■ Supplied information ■

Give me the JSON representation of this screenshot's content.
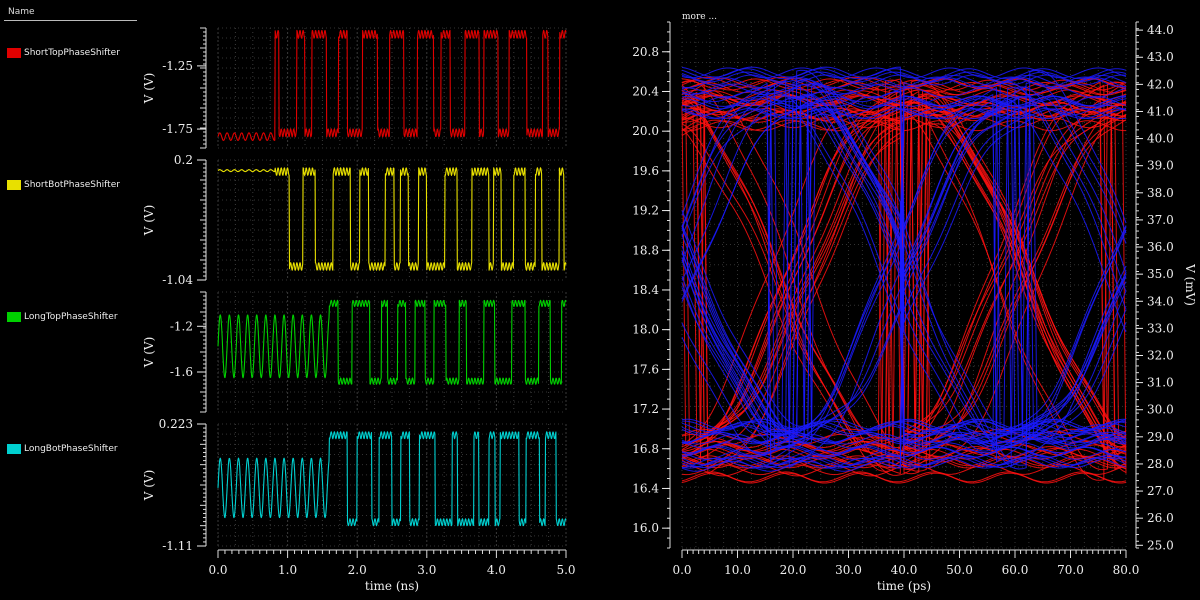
{
  "legend": {
    "header": "Name",
    "items": [
      {
        "label": "ShortTopPhaseShifter",
        "color": "#e00000"
      },
      {
        "label": "ShortBotPhaseShifter",
        "color": "#e8e000"
      },
      {
        "label": "LongTopPhaseShifter",
        "color": "#00d000"
      },
      {
        "label": "LongBotPhaseShifter",
        "color": "#00d0d0"
      }
    ]
  },
  "chart_data": [
    {
      "type": "line",
      "xlabel": "time (ns)",
      "xlim": [
        0,
        5
      ],
      "x_ticks": [
        "0.0",
        "1.0",
        "2.0",
        "3.0",
        "4.0",
        "5.0"
      ],
      "panels": [
        {
          "name": "ShortTopPhaseShifter",
          "ylabel": "V (V)",
          "color": "#e00000",
          "ylim": [
            -1.9,
            -0.95
          ],
          "y_ticks": [
            "-1.25",
            "-1.75"
          ],
          "y_tick_values": [
            -1.25,
            -1.75
          ],
          "low": -1.78,
          "high": -1.0,
          "ripple_low": [
            -1.84,
            -1.78
          ],
          "start": 0.82
        },
        {
          "name": "ShortBotPhaseShifter",
          "ylabel": "V (V)",
          "color": "#e8e000",
          "ylim": [
            -1.04,
            0.2
          ],
          "y_ticks": [
            "0.2",
            "-1.04"
          ],
          "y_tick_values": [
            0.2,
            -1.04
          ],
          "low": -0.9,
          "high": 0.08,
          "ripple_high": [
            0.08,
            0.1
          ],
          "start": 0.82
        },
        {
          "name": "LongTopPhaseShifter",
          "ylabel": "V (V)",
          "color": "#00d000",
          "ylim": [
            -1.95,
            -0.9
          ],
          "y_ticks": [
            "-1.2",
            "-1.6"
          ],
          "y_tick_values": [
            -1.2,
            -1.6
          ],
          "low": -1.68,
          "high": -1.0,
          "osc": [
            -1.65,
            -1.1
          ],
          "start": 0.0
        },
        {
          "name": "LongBotPhaseShifter",
          "ylabel": "V (V)",
          "color": "#00d0d0",
          "ylim": [
            -1.11,
            0.223
          ],
          "y_ticks": [
            "0.223",
            "-1.11"
          ],
          "y_tick_values": [
            0.223,
            -1.11
          ],
          "low": -0.85,
          "high": 0.1,
          "osc": [
            -0.8,
            -0.15
          ],
          "start": 0.0
        }
      ]
    },
    {
      "type": "eye",
      "title": "more ...",
      "xlabel": "time (ps)",
      "xlim": [
        0,
        80
      ],
      "x_ticks": [
        "0.0",
        "10.0",
        "20.0",
        "30.0",
        "40.0",
        "50.0",
        "60.0",
        "70.0",
        "80.0"
      ],
      "ylim_left": [
        15.8,
        21.1
      ],
      "y_ticks_left": [
        "16.0",
        "16.4",
        "16.8",
        "17.2",
        "17.6",
        "18.0",
        "18.4",
        "18.8",
        "19.2",
        "19.6",
        "20.0",
        "20.4",
        "20.8"
      ],
      "ylim_right": [
        24.9,
        44.3
      ],
      "y_ticks_right": [
        "25.0",
        "26.0",
        "27.0",
        "28.0",
        "29.0",
        "30.0",
        "31.0",
        "32.0",
        "33.0",
        "34.0",
        "35.0",
        "36.0",
        "37.0",
        "38.0",
        "39.0",
        "40.0",
        "41.0",
        "42.0",
        "43.0",
        "44.0"
      ],
      "ylabel_right": "V (mV)",
      "series": [
        {
          "color": "#ff1010",
          "low": 16.5,
          "high": 20.5,
          "period": 40,
          "offset": 0
        },
        {
          "color": "#1a1aff",
          "low": 16.6,
          "high": 20.6,
          "period": 40,
          "offset": 20
        }
      ]
    }
  ]
}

■ Problem to solve ■
Every line should be retyped exactly, with the pictures omitted.

■ Solved exercise ■
Give me the JSON representation of this screenshot's content.
{
  "legend": {
    "header": "Name",
    "items": [
      {
        "label": "ShortTopPhaseShifter",
        "color": "#e00000"
      },
      {
        "label": "ShortBotPhaseShifter",
        "color": "#e8e000"
      },
      {
        "label": "LongTopPhaseShifter",
        "color": "#00d000"
      },
      {
        "label": "LongBotPhaseShifter",
        "color": "#00d0d0"
      }
    ]
  },
  "chart_data": [
    {
      "type": "line",
      "xlabel": "time (ns)",
      "xlim": [
        0,
        5
      ],
      "x_ticks": [
        "0.0",
        "1.0",
        "2.0",
        "3.0",
        "4.0",
        "5.0"
      ],
      "panels": [
        {
          "name": "ShortTopPhaseShifter",
          "ylabel": "V (V)",
          "color": "#e00000",
          "ylim": [
            -1.9,
            -0.95
          ],
          "y_ticks": [
            "-1.25",
            "-1.75"
          ],
          "y_tick_values": [
            -1.25,
            -1.75
          ],
          "low": -1.78,
          "high": -1.0,
          "ripple_low": [
            -1.84,
            -1.78
          ],
          "start": 0.82
        },
        {
          "name": "ShortBotPhaseShifter",
          "ylabel": "V (V)",
          "color": "#e8e000",
          "ylim": [
            -1.04,
            0.2
          ],
          "y_ticks": [
            "0.2",
            "-1.04"
          ],
          "y_tick_values": [
            0.2,
            -1.04
          ],
          "low": -0.9,
          "high": 0.08,
          "ripple_high": [
            0.08,
            0.1
          ],
          "start": 0.82
        },
        {
          "name": "LongTopPhaseShifter",
          "ylabel": "V (V)",
          "color": "#00d000",
          "ylim": [
            -1.95,
            -0.9
          ],
          "y_ticks": [
            "-1.2",
            "-1.6"
          ],
          "y_tick_values": [
            -1.2,
            -1.6
          ],
          "low": -1.68,
          "high": -1.0,
          "osc": [
            -1.65,
            -1.1
          ],
          "start": 0.0
        },
        {
          "name": "LongBotPhaseShifter",
          "ylabel": "V (V)",
          "color": "#00d0d0",
          "ylim": [
            -1.11,
            0.223
          ],
          "y_ticks": [
            "0.223",
            "-1.11"
          ],
          "y_tick_values": [
            0.223,
            -1.11
          ],
          "low": -0.85,
          "high": 0.1,
          "osc": [
            -0.8,
            -0.15
          ],
          "start": 0.0
        }
      ]
    },
    {
      "type": "eye",
      "title": "more ...",
      "xlabel": "time (ps)",
      "xlim": [
        0,
        80
      ],
      "x_ticks": [
        "0.0",
        "10.0",
        "20.0",
        "30.0",
        "40.0",
        "50.0",
        "60.0",
        "70.0",
        "80.0"
      ],
      "ylim_left": [
        15.8,
        21.1
      ],
      "y_ticks_left": [
        "16.0",
        "16.4",
        "16.8",
        "17.2",
        "17.6",
        "18.0",
        "18.4",
        "18.8",
        "19.2",
        "19.6",
        "20.0",
        "20.4",
        "20.8"
      ],
      "ylim_right": [
        24.9,
        44.3
      ],
      "y_ticks_right": [
        "25.0",
        "26.0",
        "27.0",
        "28.0",
        "29.0",
        "30.0",
        "31.0",
        "32.0",
        "33.0",
        "34.0",
        "35.0",
        "36.0",
        "37.0",
        "38.0",
        "39.0",
        "40.0",
        "41.0",
        "42.0",
        "43.0",
        "44.0"
      ],
      "ylabel_right": "V (mV)",
      "series": [
        {
          "color": "#ff1010",
          "low": 16.5,
          "high": 20.5,
          "period": 40,
          "offset": 0
        },
        {
          "color": "#1a1aff",
          "low": 16.6,
          "high": 20.6,
          "period": 40,
          "offset": 20
        }
      ]
    }
  ]
}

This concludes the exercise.